#### [Exercise directions]
Extract each line of the data below exactly as written.
● ● ● ●
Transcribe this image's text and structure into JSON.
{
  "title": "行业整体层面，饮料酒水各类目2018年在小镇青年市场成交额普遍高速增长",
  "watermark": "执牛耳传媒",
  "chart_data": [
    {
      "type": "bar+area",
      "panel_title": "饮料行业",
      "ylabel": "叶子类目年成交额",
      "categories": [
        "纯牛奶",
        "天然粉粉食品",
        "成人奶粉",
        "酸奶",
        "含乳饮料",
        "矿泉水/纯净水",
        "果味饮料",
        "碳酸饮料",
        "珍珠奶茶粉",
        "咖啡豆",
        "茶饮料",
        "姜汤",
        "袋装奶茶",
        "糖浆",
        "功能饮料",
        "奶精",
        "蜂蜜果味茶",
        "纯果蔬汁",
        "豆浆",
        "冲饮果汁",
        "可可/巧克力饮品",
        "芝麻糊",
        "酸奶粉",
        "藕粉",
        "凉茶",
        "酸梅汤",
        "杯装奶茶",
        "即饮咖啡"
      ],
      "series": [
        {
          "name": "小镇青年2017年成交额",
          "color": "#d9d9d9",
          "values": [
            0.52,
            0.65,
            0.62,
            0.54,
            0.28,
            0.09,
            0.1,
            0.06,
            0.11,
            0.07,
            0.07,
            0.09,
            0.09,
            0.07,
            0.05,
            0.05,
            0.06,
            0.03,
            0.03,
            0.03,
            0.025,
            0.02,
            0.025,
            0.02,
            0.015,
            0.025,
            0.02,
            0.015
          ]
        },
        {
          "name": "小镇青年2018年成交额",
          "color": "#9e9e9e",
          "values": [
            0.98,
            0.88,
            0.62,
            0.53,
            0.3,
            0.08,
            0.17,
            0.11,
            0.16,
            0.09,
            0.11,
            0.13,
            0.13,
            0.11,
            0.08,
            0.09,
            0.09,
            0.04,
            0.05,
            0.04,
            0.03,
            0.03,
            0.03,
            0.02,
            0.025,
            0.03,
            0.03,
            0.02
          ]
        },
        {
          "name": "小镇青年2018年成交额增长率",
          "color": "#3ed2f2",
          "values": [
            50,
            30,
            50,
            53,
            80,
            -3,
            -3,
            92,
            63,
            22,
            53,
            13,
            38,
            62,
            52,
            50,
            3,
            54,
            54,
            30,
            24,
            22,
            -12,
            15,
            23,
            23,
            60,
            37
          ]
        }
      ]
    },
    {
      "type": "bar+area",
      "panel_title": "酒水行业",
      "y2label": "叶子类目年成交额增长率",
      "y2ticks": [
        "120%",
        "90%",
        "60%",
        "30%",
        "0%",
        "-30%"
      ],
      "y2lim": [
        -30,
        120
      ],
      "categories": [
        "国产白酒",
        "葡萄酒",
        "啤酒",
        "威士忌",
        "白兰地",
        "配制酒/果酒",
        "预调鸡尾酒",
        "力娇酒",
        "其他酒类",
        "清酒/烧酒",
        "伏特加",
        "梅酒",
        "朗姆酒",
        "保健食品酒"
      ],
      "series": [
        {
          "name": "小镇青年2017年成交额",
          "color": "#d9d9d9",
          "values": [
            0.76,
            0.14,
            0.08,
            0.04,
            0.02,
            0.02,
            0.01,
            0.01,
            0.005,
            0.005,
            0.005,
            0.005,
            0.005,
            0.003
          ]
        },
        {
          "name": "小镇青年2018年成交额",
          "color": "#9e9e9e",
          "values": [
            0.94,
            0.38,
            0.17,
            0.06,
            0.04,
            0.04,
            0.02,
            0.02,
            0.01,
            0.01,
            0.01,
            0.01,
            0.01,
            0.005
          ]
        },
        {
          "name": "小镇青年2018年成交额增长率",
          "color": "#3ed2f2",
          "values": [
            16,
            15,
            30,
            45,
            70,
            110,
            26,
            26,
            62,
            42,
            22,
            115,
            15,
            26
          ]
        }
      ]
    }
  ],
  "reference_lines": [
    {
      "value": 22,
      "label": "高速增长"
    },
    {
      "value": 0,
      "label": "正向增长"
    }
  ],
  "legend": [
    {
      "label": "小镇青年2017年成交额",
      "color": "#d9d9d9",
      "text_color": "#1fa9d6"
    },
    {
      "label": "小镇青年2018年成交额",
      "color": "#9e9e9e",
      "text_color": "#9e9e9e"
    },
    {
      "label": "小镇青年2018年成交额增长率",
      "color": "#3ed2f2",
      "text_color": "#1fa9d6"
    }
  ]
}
● ● ● ●
#### [Problem solution]
Transcribe this image's text and structure into JSON.
{
  "title": "行业整体层面，饮料酒水各类目2018年在小镇青年市场成交额普遍高速增长",
  "watermark": "执牛耳传媒",
  "chart_data": [
    {
      "type": "bar+area",
      "panel_title": "饮料行业",
      "ylabel": "叶子类目年成交额",
      "categories": [
        "纯牛奶",
        "天然粉粉食品",
        "成人奶粉",
        "酸奶",
        "含乳饮料",
        "矿泉水/纯净水",
        "果味饮料",
        "碳酸饮料",
        "珍珠奶茶粉",
        "咖啡豆",
        "茶饮料",
        "姜汤",
        "袋装奶茶",
        "糖浆",
        "功能饮料",
        "奶精",
        "蜂蜜果味茶",
        "纯果蔬汁",
        "豆浆",
        "冲饮果汁",
        "可可/巧克力饮品",
        "芝麻糊",
        "酸奶粉",
        "藕粉",
        "凉茶",
        "酸梅汤",
        "杯装奶茶",
        "即饮咖啡"
      ],
      "series": [
        {
          "name": "小镇青年2017年成交额",
          "color": "#d9d9d9",
          "values": [
            0.52,
            0.65,
            0.62,
            0.54,
            0.28,
            0.09,
            0.1,
            0.06,
            0.11,
            0.07,
            0.07,
            0.09,
            0.09,
            0.07,
            0.05,
            0.05,
            0.06,
            0.03,
            0.03,
            0.03,
            0.025,
            0.02,
            0.025,
            0.02,
            0.015,
            0.025,
            0.02,
            0.015
          ]
        },
        {
          "name": "小镇青年2018年成交额",
          "color": "#9e9e9e",
          "values": [
            0.98,
            0.88,
            0.62,
            0.53,
            0.3,
            0.08,
            0.17,
            0.11,
            0.16,
            0.09,
            0.11,
            0.13,
            0.13,
            0.11,
            0.08,
            0.09,
            0.09,
            0.04,
            0.05,
            0.04,
            0.03,
            0.03,
            0.03,
            0.02,
            0.025,
            0.03,
            0.03,
            0.02
          ]
        },
        {
          "name": "小镇青年2018年成交额增长率",
          "color": "#3ed2f2",
          "values": [
            50,
            30,
            50,
            53,
            80,
            -3,
            -3,
            92,
            63,
            22,
            53,
            13,
            38,
            62,
            52,
            50,
            3,
            54,
            54,
            30,
            24,
            22,
            -12,
            15,
            23,
            23,
            60,
            37
          ]
        }
      ]
    },
    {
      "type": "bar+area",
      "panel_title": "酒水行业",
      "y2label": "叶子类目年成交额增长率",
      "y2ticks": [
        "120%",
        "90%",
        "60%",
        "30%",
        "0%",
        "-30%"
      ],
      "y2lim": [
        -30,
        120
      ],
      "categories": [
        "国产白酒",
        "葡萄酒",
        "啤酒",
        "威士忌",
        "白兰地",
        "配制酒/果酒",
        "预调鸡尾酒",
        "力娇酒",
        "其他酒类",
        "清酒/烧酒",
        "伏特加",
        "梅酒",
        "朗姆酒",
        "保健食品酒"
      ],
      "series": [
        {
          "name": "小镇青年2017年成交额",
          "color": "#d9d9d9",
          "values": [
            0.76,
            0.14,
            0.08,
            0.04,
            0.02,
            0.02,
            0.01,
            0.01,
            0.005,
            0.005,
            0.005,
            0.005,
            0.005,
            0.003
          ]
        },
        {
          "name": "小镇青年2018年成交额",
          "color": "#9e9e9e",
          "values": [
            0.94,
            0.38,
            0.17,
            0.06,
            0.04,
            0.04,
            0.02,
            0.02,
            0.01,
            0.01,
            0.01,
            0.01,
            0.01,
            0.005
          ]
        },
        {
          "name": "小镇青年2018年成交额增长率",
          "color": "#3ed2f2",
          "values": [
            16,
            15,
            30,
            45,
            70,
            110,
            26,
            26,
            62,
            42,
            22,
            115,
            15,
            26
          ]
        }
      ]
    }
  ],
  "reference_lines": [
    {
      "value": 22,
      "label": "高速增长"
    },
    {
      "value": 0,
      "label": "正向增长"
    }
  ],
  "legend": [
    {
      "label": "小镇青年2017年成交额",
      "color": "#d9d9d9",
      "text_color": "#1fa9d6"
    },
    {
      "label": "小镇青年2018年成交额",
      "color": "#9e9e9e",
      "text_color": "#9e9e9e"
    },
    {
      "label": "小镇青年2018年成交额增长率",
      "color": "#3ed2f2",
      "text_color": "#1fa9d6"
    }
  ]
}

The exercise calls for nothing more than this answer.